*Set exercise*.
Your task is to copy every line of the records below that contains "воспалительного".

*Records for the exercise*.
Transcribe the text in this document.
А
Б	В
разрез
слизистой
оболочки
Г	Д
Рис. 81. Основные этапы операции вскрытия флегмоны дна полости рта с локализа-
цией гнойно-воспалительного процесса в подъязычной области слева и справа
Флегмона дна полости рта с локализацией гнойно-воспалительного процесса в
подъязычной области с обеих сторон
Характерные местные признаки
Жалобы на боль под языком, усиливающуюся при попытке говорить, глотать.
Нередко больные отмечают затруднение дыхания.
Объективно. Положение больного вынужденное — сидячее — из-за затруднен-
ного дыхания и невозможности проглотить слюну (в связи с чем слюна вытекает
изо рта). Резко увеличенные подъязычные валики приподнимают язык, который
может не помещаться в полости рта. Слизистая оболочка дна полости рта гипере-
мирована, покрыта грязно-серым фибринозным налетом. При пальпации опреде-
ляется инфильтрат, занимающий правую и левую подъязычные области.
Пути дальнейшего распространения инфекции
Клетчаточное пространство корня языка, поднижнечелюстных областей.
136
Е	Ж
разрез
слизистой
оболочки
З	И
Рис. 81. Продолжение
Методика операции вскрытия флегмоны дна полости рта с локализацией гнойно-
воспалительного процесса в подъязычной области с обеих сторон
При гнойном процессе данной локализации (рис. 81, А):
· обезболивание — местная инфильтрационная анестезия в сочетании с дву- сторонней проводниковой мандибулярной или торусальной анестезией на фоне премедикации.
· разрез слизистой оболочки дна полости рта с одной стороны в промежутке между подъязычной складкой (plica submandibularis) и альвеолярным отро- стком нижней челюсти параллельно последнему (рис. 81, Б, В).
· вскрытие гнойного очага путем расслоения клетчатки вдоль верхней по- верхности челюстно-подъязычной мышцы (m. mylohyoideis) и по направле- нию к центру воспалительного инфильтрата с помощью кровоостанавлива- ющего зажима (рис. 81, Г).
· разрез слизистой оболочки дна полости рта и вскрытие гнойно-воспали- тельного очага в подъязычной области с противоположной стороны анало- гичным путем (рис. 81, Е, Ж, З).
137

*Worked solution*.
цией гнойно-воспалительного процесса в подъязычной области слева и справа
Флегмона дна полости рта с локализацией гнойно-воспалительного процесса в
воспалительного процесса в подъязычной области с обеих сторон
· вскрытие гнойного очага путем расслоения клетчатки вдоль верхней по- верхности челюстно-подъязычной мышцы (m. mylohyoideis) и по направле- нию к центру воспалительного инфильтрата с помощью кровоостанавлива- ющего зажима (рис. 81, Г).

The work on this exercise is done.